◆ GIVEN PROBLEM: Below are the entries; count the lines in them that contain the word "name" and give only the number.

┄┄┄┄┄┄┄┄┄┄

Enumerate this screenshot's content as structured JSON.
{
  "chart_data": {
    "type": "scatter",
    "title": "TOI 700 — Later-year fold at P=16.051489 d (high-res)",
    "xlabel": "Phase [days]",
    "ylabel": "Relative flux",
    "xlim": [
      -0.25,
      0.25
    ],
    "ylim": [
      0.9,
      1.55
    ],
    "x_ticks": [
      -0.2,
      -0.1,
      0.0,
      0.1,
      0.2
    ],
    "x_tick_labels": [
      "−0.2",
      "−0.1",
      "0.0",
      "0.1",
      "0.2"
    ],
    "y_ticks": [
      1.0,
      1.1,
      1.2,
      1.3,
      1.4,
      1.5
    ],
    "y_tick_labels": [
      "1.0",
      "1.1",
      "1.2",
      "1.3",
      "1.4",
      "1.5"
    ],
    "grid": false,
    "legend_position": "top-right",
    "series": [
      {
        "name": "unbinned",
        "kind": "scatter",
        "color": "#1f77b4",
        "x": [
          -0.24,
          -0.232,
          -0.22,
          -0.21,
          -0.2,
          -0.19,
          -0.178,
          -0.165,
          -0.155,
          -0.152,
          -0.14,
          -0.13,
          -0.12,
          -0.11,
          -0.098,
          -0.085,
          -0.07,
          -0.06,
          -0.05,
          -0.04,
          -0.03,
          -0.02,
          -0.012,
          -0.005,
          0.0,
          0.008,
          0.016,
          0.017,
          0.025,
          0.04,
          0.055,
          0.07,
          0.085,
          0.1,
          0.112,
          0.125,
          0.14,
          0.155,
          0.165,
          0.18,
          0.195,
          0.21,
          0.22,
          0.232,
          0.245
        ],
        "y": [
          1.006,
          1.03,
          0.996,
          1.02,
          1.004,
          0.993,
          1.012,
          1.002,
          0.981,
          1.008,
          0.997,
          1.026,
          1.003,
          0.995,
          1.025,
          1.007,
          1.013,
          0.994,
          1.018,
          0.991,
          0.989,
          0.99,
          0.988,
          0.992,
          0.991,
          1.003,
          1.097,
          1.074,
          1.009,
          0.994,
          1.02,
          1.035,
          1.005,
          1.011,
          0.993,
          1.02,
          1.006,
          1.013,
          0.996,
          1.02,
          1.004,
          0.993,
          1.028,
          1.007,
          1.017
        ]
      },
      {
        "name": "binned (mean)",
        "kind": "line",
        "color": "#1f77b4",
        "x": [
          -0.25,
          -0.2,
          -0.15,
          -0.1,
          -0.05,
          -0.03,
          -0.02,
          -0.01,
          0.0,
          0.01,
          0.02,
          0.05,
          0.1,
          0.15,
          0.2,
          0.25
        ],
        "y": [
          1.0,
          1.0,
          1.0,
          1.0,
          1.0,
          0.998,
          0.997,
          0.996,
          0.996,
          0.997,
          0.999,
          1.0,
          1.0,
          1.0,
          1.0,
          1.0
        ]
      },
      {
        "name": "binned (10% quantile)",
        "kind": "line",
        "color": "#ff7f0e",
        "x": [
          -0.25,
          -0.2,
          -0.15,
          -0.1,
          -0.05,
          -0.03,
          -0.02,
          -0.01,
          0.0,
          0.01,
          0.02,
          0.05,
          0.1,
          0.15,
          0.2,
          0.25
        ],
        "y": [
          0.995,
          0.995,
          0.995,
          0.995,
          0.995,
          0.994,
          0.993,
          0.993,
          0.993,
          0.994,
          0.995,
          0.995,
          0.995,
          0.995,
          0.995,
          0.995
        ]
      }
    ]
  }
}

┄┄┄┄┄┄┄┄┄┄

◆ EXERCISE ANSWER: 3